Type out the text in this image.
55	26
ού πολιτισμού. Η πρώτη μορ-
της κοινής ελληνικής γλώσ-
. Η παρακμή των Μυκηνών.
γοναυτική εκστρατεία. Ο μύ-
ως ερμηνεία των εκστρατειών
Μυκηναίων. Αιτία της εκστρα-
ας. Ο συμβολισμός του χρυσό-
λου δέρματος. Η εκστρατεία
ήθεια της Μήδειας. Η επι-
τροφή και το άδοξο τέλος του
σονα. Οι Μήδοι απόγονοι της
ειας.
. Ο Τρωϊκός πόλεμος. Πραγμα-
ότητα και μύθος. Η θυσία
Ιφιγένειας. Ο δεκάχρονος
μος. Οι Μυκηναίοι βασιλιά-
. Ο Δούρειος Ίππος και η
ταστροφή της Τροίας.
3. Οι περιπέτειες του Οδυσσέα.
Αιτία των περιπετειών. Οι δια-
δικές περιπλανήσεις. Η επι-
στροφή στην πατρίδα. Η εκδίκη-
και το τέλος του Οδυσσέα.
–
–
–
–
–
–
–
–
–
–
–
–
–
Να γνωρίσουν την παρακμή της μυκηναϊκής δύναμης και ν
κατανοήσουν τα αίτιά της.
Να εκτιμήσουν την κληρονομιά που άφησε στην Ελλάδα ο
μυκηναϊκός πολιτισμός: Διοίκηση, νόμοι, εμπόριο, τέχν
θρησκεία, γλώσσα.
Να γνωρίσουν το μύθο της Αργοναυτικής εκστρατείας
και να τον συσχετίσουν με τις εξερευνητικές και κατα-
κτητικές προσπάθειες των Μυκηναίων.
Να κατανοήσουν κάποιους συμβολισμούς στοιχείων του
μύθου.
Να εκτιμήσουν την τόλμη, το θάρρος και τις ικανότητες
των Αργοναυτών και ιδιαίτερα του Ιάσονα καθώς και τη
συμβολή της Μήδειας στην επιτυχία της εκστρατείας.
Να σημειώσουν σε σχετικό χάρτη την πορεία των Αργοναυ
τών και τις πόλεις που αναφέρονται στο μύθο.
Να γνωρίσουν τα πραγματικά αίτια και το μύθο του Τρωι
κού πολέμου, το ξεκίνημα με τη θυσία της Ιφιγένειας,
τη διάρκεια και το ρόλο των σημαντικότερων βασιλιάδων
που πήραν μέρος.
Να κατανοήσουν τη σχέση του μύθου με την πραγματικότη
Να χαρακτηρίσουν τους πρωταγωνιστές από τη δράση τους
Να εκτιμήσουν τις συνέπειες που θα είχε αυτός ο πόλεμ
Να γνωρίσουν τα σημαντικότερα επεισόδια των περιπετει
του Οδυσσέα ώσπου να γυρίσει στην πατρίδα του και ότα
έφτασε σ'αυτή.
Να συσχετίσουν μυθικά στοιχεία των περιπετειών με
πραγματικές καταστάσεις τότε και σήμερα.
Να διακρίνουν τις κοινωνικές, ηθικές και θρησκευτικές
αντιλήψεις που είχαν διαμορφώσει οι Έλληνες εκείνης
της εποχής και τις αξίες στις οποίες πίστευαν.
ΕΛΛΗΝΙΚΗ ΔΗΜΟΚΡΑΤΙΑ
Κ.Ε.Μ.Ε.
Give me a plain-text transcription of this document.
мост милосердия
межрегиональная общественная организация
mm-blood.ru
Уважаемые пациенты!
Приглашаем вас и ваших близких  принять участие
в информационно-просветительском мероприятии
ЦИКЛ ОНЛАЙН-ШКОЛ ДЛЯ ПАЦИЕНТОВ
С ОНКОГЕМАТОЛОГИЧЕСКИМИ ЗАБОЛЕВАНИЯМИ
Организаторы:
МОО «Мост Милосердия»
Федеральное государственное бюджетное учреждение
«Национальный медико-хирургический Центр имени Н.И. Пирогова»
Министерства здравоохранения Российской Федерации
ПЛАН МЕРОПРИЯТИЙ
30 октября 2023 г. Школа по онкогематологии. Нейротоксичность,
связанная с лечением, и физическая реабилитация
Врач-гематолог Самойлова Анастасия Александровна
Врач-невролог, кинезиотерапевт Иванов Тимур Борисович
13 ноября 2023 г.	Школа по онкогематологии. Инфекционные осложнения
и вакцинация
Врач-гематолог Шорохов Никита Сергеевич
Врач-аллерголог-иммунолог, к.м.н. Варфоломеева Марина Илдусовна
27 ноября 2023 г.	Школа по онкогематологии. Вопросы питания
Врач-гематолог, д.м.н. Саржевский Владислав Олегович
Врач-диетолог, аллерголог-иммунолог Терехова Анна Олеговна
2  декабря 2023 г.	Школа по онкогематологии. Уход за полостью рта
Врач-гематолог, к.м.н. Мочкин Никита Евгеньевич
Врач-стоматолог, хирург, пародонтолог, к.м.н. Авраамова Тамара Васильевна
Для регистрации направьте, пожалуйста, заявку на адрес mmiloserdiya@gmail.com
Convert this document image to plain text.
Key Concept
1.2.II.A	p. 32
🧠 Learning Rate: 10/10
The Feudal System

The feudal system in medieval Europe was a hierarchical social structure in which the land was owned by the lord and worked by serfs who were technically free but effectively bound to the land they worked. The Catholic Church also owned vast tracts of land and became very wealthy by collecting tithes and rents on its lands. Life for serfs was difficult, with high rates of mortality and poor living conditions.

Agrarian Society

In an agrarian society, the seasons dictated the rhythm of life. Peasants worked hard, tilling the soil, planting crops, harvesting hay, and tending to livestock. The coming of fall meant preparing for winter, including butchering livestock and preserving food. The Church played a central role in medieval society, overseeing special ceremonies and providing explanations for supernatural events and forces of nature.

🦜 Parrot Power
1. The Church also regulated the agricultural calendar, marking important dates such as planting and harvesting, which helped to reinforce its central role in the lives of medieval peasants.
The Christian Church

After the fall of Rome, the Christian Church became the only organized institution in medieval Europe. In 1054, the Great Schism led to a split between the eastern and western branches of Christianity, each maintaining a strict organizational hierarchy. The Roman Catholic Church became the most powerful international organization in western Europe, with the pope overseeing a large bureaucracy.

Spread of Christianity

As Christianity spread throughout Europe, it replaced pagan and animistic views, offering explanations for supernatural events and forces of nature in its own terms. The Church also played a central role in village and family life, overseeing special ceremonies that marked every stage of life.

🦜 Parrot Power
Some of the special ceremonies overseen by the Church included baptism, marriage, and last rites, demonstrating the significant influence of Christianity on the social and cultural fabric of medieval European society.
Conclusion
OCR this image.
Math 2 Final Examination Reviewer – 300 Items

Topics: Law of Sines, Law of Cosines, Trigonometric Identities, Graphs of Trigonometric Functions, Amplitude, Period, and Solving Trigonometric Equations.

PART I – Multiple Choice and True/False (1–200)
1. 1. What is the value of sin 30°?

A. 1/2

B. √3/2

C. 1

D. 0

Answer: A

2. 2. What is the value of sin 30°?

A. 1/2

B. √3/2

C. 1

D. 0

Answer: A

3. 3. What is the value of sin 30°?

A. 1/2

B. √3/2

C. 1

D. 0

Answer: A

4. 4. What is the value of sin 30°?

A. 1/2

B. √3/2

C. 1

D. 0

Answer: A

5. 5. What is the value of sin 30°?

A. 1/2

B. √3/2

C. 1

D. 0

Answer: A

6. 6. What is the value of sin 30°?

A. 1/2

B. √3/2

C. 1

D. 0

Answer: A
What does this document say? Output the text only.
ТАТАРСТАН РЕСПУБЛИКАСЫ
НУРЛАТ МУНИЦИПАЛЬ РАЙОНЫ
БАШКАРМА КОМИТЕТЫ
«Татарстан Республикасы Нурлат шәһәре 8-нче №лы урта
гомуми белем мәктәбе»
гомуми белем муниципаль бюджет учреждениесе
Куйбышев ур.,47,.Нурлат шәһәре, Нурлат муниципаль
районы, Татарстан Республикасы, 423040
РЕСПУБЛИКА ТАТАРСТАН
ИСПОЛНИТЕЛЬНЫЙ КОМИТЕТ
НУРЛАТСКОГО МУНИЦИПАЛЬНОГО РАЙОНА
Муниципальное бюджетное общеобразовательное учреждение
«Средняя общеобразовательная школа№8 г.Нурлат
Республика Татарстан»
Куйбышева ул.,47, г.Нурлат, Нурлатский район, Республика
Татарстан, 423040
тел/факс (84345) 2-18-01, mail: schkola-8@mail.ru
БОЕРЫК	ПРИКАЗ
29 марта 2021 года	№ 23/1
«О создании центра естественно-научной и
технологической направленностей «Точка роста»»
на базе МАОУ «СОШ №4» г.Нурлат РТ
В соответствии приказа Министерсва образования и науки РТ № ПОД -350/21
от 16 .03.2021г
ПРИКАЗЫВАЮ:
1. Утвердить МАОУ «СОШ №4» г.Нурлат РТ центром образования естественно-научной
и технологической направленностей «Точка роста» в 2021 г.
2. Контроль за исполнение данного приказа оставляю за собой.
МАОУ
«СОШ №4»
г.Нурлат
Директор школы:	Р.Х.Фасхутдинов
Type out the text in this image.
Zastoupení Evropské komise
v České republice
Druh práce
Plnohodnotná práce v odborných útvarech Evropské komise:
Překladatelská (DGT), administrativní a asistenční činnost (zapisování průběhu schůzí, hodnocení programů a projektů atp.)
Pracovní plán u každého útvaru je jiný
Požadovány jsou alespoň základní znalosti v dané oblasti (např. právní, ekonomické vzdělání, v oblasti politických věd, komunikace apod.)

▶ TASK BRIEF
Return each line of the listing that holds the string "научной".

▶ SOLVED EXERCISE
«О создании центра естественно-научной и
1. Утвердить МАОУ «СОШ №4» г.Нурлат РТ центром образования естественно-научной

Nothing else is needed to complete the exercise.